## Your objective
Give the material once more, word for word, without any images.

======== Data for processing ========

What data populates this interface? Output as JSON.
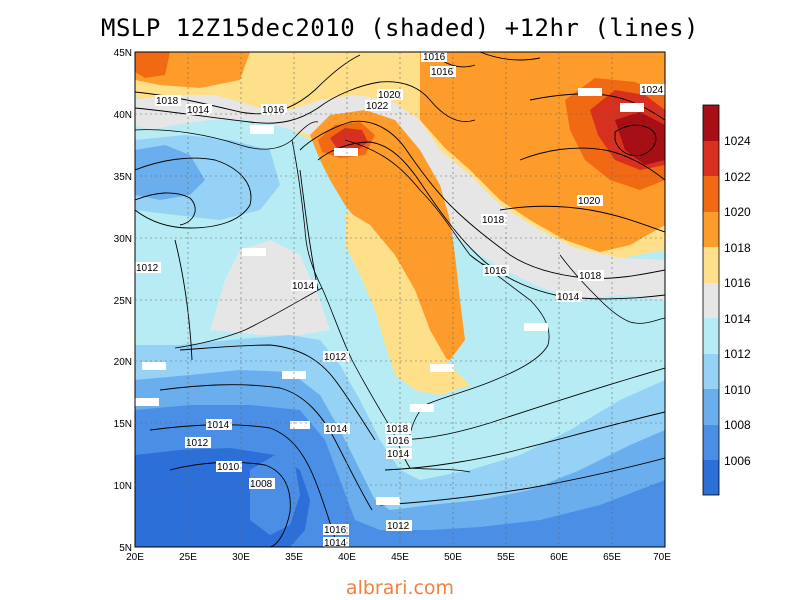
{
  "title": "MSLP 12Z15dec2010 (shaded) +12hr (lines)",
  "footer": "albrari.com",
  "lat_labels": [
    "45N",
    "40N",
    "35N",
    "30N",
    "25N",
    "20N",
    "15N",
    "10N",
    "5N"
  ],
  "lon_labels": [
    "20E",
    "25E",
    "30E",
    "35E",
    "40E",
    "45E",
    "50E",
    "55E",
    "60E",
    "65E",
    "70E"
  ],
  "colorbar": {
    "levels": [
      "1024",
      "1022",
      "1020",
      "1018",
      "1016",
      "1014",
      "1012",
      "1010",
      "1008",
      "1006"
    ],
    "colors": {
      "above_1024": "#a50f15",
      "1022_1024": "#d7301f",
      "1020_1022": "#f16913",
      "1018_1020": "#fd9b2b",
      "1016_1018": "#fee08b",
      "1014_1016": "#e6e6e6",
      "1012_1014": "#b7ecf4",
      "1010_1012": "#95d2f5",
      "1008_1010": "#6aaeee",
      "1006_1008": "#4b8ee6",
      "below_1006": "#2c6fd8"
    }
  },
  "contour_labels": [
    "1016",
    "1016",
    "1018",
    "1014",
    "1016",
    "1020",
    "1022",
    "1024",
    "1018",
    "1020",
    "1012",
    "1014",
    "1016",
    "1018",
    "1014",
    "1012",
    "1014",
    "1018",
    "1016",
    "1014",
    "1012",
    "1010",
    "1008",
    "1014",
    "1016",
    "1014",
    "1012"
  ]
}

========

## Exercise answer
What data populates this interface? Output as JSON.
{
  "title": "MSLP 12Z15dec2010 (shaded) +12hr (lines)",
  "footer": "albrari.com",
  "lat_labels": [
    "45N",
    "40N",
    "35N",
    "30N",
    "25N",
    "20N",
    "15N",
    "10N",
    "5N"
  ],
  "lon_labels": [
    "20E",
    "25E",
    "30E",
    "35E",
    "40E",
    "45E",
    "50E",
    "55E",
    "60E",
    "65E",
    "70E"
  ],
  "colorbar": {
    "levels": [
      "1024",
      "1022",
      "1020",
      "1018",
      "1016",
      "1014",
      "1012",
      "1010",
      "1008",
      "1006"
    ],
    "colors": {
      "above_1024": "#a50f15",
      "1022_1024": "#d7301f",
      "1020_1022": "#f16913",
      "1018_1020": "#fd9b2b",
      "1016_1018": "#fee08b",
      "1014_1016": "#e6e6e6",
      "1012_1014": "#b7ecf4",
      "1010_1012": "#95d2f5",
      "1008_1010": "#6aaeee",
      "1006_1008": "#4b8ee6",
      "below_1006": "#2c6fd8"
    }
  },
  "contour_labels": [
    "1016",
    "1016",
    "1018",
    "1014",
    "1016",
    "1020",
    "1022",
    "1024",
    "1018",
    "1020",
    "1012",
    "1014",
    "1016",
    "1018",
    "1014",
    "1012",
    "1014",
    "1018",
    "1016",
    "1014",
    "1012",
    "1010",
    "1008",
    "1014",
    "1016",
    "1014",
    "1012"
  ]
}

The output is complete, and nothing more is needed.